Leave out every picture, then transcribe the rest of the listing exactly.

**Provided data**
>> start

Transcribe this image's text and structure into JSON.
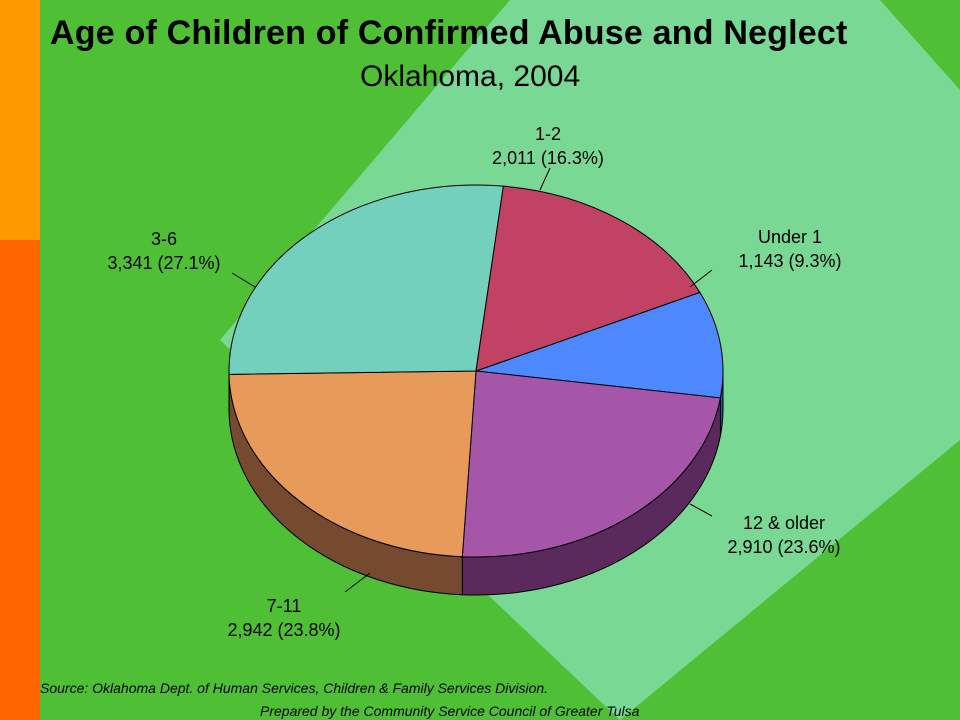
{
  "slide": {
    "title": "Age of Children of Confirmed Abuse and Neglect",
    "subtitle": "Oklahoma, 2004",
    "source": "Source:  Oklahoma Dept. of Human Services, Children & Family Services Division.",
    "prepared": "Prepared by the Community Service Council of Greater Tulsa"
  },
  "colors": {
    "background": "#4fbf35",
    "diamond": "#7ad99a",
    "bar_top": "#ff9900",
    "bar_bottom": "#ff6600"
  },
  "chart_data": {
    "type": "pie",
    "title": "Age of Children of Confirmed Abuse and Neglect",
    "subtitle": "Oklahoma, 2004",
    "slices": [
      {
        "label": "Under 1",
        "value": 1143,
        "percent": 9.3,
        "value_text": "1,143  (9.3%)",
        "color": "#4d88ff",
        "side": "#2e529a"
      },
      {
        "label": "12 & older",
        "value": 2910,
        "percent": 23.6,
        "value_text": "2,910  (23.6%)",
        "color": "#a656a8",
        "side": "#5a2a5c"
      },
      {
        "label": "7-11",
        "value": 2942,
        "percent": 23.8,
        "value_text": "2,942  (23.8%)",
        "color": "#e89a5a",
        "side": "#754a2e"
      },
      {
        "label": "3-6",
        "value": 3341,
        "percent": 27.1,
        "value_text": "3,341  (27.1%)",
        "color": "#72d0bc",
        "side": "#3c6e62"
      },
      {
        "label": "1-2",
        "value": 2011,
        "percent": 16.3,
        "value_text": "2,011  (16.3%)",
        "color": "#c14262",
        "side": "#6e2236"
      }
    ]
  }
}
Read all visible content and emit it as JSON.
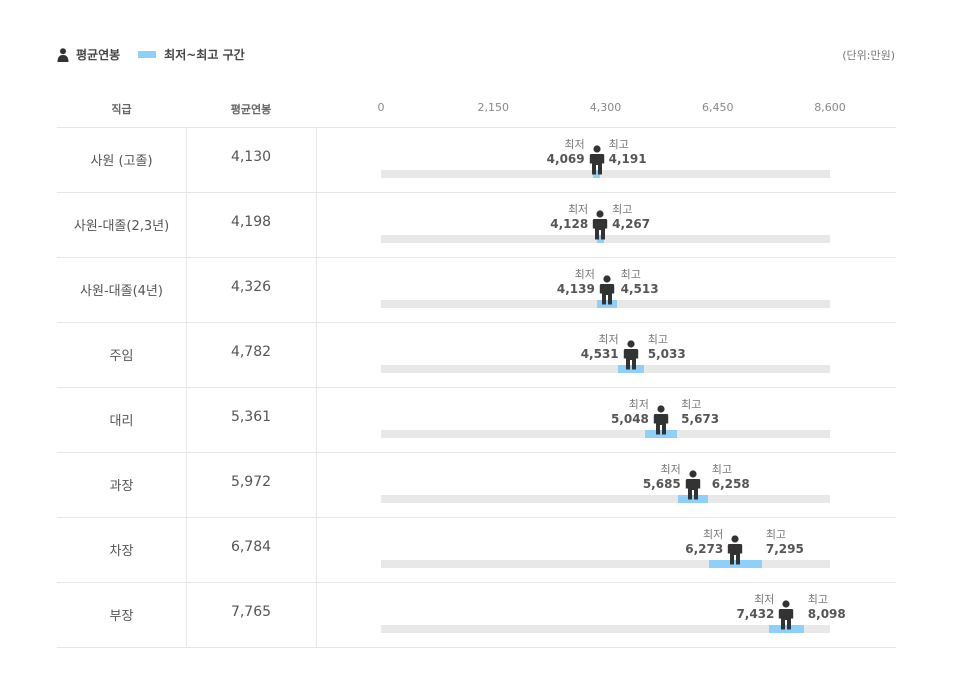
{
  "legend": {
    "avg_label": "평균연봉",
    "range_label": "최저~최고 구간",
    "person_icon": "person-icon",
    "unit": "(단위:만원)"
  },
  "colors": {
    "range": "#8fd0fb",
    "track": "#e8e8e8",
    "marker": "#333333"
  },
  "headers": {
    "grade": "직급",
    "avg": "평균연봉"
  },
  "min_caption": "최저",
  "max_caption": "최고",
  "chart_data": {
    "type": "range-bar",
    "xlim": [
      0,
      8600
    ],
    "ticks": [
      "0",
      "2,150",
      "4,300",
      "6,450",
      "8,600"
    ],
    "tick_values": [
      0,
      2150,
      4300,
      6450,
      8600
    ],
    "rows": [
      {
        "grade": "사원 (고졸)",
        "avg": 4130,
        "avg_text": "4,130",
        "min": 4069,
        "min_text": "4,069",
        "max": 4191,
        "max_text": "4,191"
      },
      {
        "grade": "사원-대졸(2,3년)",
        "avg": 4198,
        "avg_text": "4,198",
        "min": 4128,
        "min_text": "4,128",
        "max": 4267,
        "max_text": "4,267"
      },
      {
        "grade": "사원-대졸(4년)",
        "avg": 4326,
        "avg_text": "4,326",
        "min": 4139,
        "min_text": "4,139",
        "max": 4513,
        "max_text": "4,513"
      },
      {
        "grade": "주임",
        "avg": 4782,
        "avg_text": "4,782",
        "min": 4531,
        "min_text": "4,531",
        "max": 5033,
        "max_text": "5,033"
      },
      {
        "grade": "대리",
        "avg": 5361,
        "avg_text": "5,361",
        "min": 5048,
        "min_text": "5,048",
        "max": 5673,
        "max_text": "5,673"
      },
      {
        "grade": "과장",
        "avg": 5972,
        "avg_text": "5,972",
        "min": 5685,
        "min_text": "5,685",
        "max": 6258,
        "max_text": "6,258"
      },
      {
        "grade": "차장",
        "avg": 6784,
        "avg_text": "6,784",
        "min": 6273,
        "min_text": "6,273",
        "max": 7295,
        "max_text": "7,295"
      },
      {
        "grade": "부장",
        "avg": 7765,
        "avg_text": "7,765",
        "min": 7432,
        "min_text": "7,432",
        "max": 8098,
        "max_text": "8,098"
      }
    ]
  }
}
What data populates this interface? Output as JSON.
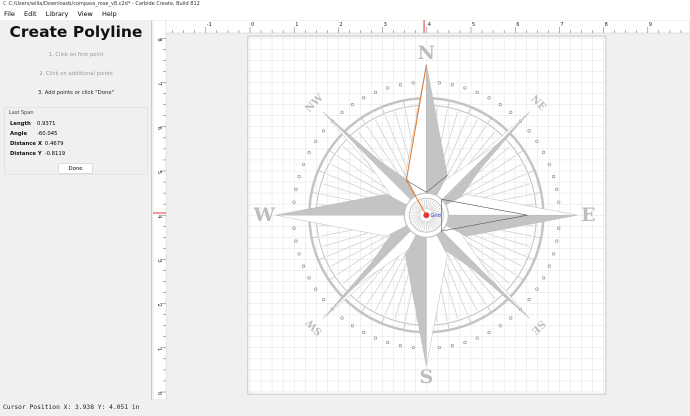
{
  "window": {
    "title": "C:/Users/willa/Downloads/compass_rose_v8.c2d* - Carbide Create, Build 812",
    "icon": "carbide-icon"
  },
  "menu": [
    "File",
    "Edit",
    "Library",
    "View",
    "Help"
  ],
  "panel": {
    "title": "Create Polyline",
    "steps": [
      "1. Click on first point",
      "2. Click on additional points",
      "3. Add points or click \"Done\""
    ],
    "last_span": {
      "label": "Last Span",
      "rows": [
        {
          "k": "Length",
          "v": "0.9371"
        },
        {
          "k": "Angle",
          "v": "-60.045"
        },
        {
          "k": "Distance X",
          "v": "0.4679"
        },
        {
          "k": "Distance Y",
          "v": "-0.8119"
        }
      ]
    },
    "done_label": "Done"
  },
  "ruler": {
    "x_labels": [
      "-1",
      "0",
      "1",
      "2",
      "3",
      "4",
      "5",
      "6",
      "7",
      "8",
      "9"
    ],
    "y_labels": [
      "8",
      "7",
      "6",
      "5",
      "4",
      "3",
      "2",
      "1",
      "0"
    ],
    "cursor_x": 3.938,
    "cursor_y": 4.051,
    "cursor_color": "#e53935"
  },
  "compass": {
    "cardinals": [
      "N",
      "E",
      "S",
      "W"
    ],
    "intercardinals": [
      "NE",
      "SE",
      "SW",
      "NW"
    ],
    "origin_label": "Grid"
  },
  "colors": {
    "polyline_active": "#e87a2a",
    "compass_gray": "#c4c4c4"
  },
  "status": "Cursor Position X: 3.938 Y: 4.051 in"
}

>> end

**Result for this exercise**
Transcribe this image's text and structure into JSON.
{
  "slide": {
    "title": "Age of Children of Confirmed Abuse and Neglect",
    "subtitle": "Oklahoma, 2004",
    "source": "Source:  Oklahoma Dept. of Human Services, Children & Family Services Division.",
    "prepared": "Prepared by the Community Service Council of Greater Tulsa"
  },
  "colors": {
    "background": "#4fbf35",
    "diamond": "#7ad99a",
    "bar_top": "#ff9900",
    "bar_bottom": "#ff6600"
  },
  "chart_data": {
    "type": "pie",
    "title": "Age of Children of Confirmed Abuse and Neglect",
    "subtitle": "Oklahoma, 2004",
    "slices": [
      {
        "label": "Under 1",
        "value": 1143,
        "percent": 9.3,
        "value_text": "1,143  (9.3%)",
        "color": "#4d88ff",
        "side": "#2e529a"
      },
      {
        "label": "12 & older",
        "value": 2910,
        "percent": 23.6,
        "value_text": "2,910  (23.6%)",
        "color": "#a656a8",
        "side": "#5a2a5c"
      },
      {
        "label": "7-11",
        "value": 2942,
        "percent": 23.8,
        "value_text": "2,942  (23.8%)",
        "color": "#e89a5a",
        "side": "#754a2e"
      },
      {
        "label": "3-6",
        "value": 3341,
        "percent": 27.1,
        "value_text": "3,341  (27.1%)",
        "color": "#72d0bc",
        "side": "#3c6e62"
      },
      {
        "label": "1-2",
        "value": 2011,
        "percent": 16.3,
        "value_text": "2,011  (16.3%)",
        "color": "#c14262",
        "side": "#6e2236"
      }
    ]
  }
}
Read all visible content and emit it as JSON.
{
  "legend": {
    "avg_label": "평균연봉",
    "range_label": "최저~최고 구간",
    "person_icon": "person-icon",
    "unit": "(단위:만원)"
  },
  "colors": {
    "range": "#8fd0fb",
    "track": "#e8e8e8",
    "marker": "#333333"
  },
  "headers": {
    "grade": "직급",
    "avg": "평균연봉"
  },
  "min_caption": "최저",
  "max_caption": "최고",
  "chart_data": {
    "type": "range-bar",
    "xlim": [
      0,
      8600
    ],
    "ticks": [
      "0",
      "2,150",
      "4,300",
      "6,450",
      "8,600"
    ],
    "tick_values": [
      0,
      2150,
      4300,
      6450,
      8600
    ],
    "rows": [
      {
        "grade": "사원 (고졸)",
        "avg": 4130,
        "avg_text": "4,130",
        "min": 4069,
        "min_text": "4,069",
        "max": 4191,
        "max_text": "4,191"
      },
      {
        "grade": "사원-대졸(2,3년)",
        "avg": 4198,
        "avg_text": "4,198",
        "min": 4128,
        "min_text": "4,128",
        "max": 4267,
        "max_text": "4,267"
      },
      {
        "grade": "사원-대졸(4년)",
        "avg": 4326,
        "avg_text": "4,326",
        "min": 4139,
        "min_text": "4,139",
        "max": 4513,
        "max_text": "4,513"
      },
      {
        "grade": "주임",
        "avg": 4782,
        "avg_text": "4,782",
        "min": 4531,
        "min_text": "4,531",
        "max": 5033,
        "max_text": "5,033"
      },
      {
        "grade": "대리",
        "avg": 5361,
        "avg_text": "5,361",
        "min": 5048,
        "min_text": "5,048",
        "max": 5673,
        "max_text": "5,673"
      },
      {
        "grade": "과장",
        "avg": 5972,
        "avg_text": "5,972",
        "min": 5685,
        "min_text": "5,685",
        "max": 6258,
        "max_text": "6,258"
      },
      {
        "grade": "차장",
        "avg": 6784,
        "avg_text": "6,784",
        "min": 6273,
        "min_text": "6,273",
        "max": 7295,
        "max_text": "7,295"
      },
      {
        "grade": "부장",
        "avg": 7765,
        "avg_text": "7,765",
        "min": 7432,
        "min_text": "7,432",
        "max": 8098,
        "max_text": "8,098"
      }
    ]
  }
}
What data populates this interface? Output as JSON.
{
  "window": {
    "title": "C:/Users/willa/Downloads/compass_rose_v8.c2d* - Carbide Create, Build 812",
    "icon": "carbide-icon"
  },
  "menu": [
    "File",
    "Edit",
    "Library",
    "View",
    "Help"
  ],
  "panel": {
    "title": "Create Polyline",
    "steps": [
      "1. Click on first point",
      "2. Click on additional points",
      "3. Add points or click \"Done\""
    ],
    "last_span": {
      "label": "Last Span",
      "rows": [
        {
          "k": "Length",
          "v": "0.9371"
        },
        {
          "k": "Angle",
          "v": "-60.045"
        },
        {
          "k": "Distance X",
          "v": "0.4679"
        },
        {
          "k": "Distance Y",
          "v": "-0.8119"
        }
      ]
    },
    "done_label": "Done"
  },
  "ruler": {
    "x_labels": [
      "-1",
      "0",
      "1",
      "2",
      "3",
      "4",
      "5",
      "6",
      "7",
      "8",
      "9"
    ],
    "y_labels": [
      "8",
      "7",
      "6",
      "5",
      "4",
      "3",
      "2",
      "1",
      "0"
    ],
    "cursor_x": 3.938,
    "cursor_y": 4.051,
    "cursor_color": "#e53935"
  },
  "compass": {
    "cardinals": [
      "N",
      "E",
      "S",
      "W"
    ],
    "intercardinals": [
      "NE",
      "SE",
      "SW",
      "NW"
    ],
    "origin_label": "Grid"
  },
  "colors": {
    "polyline_active": "#e87a2a",
    "compass_gray": "#c4c4c4"
  },
  "status": "Cursor Position X: 3.938 Y: 4.051 in"
}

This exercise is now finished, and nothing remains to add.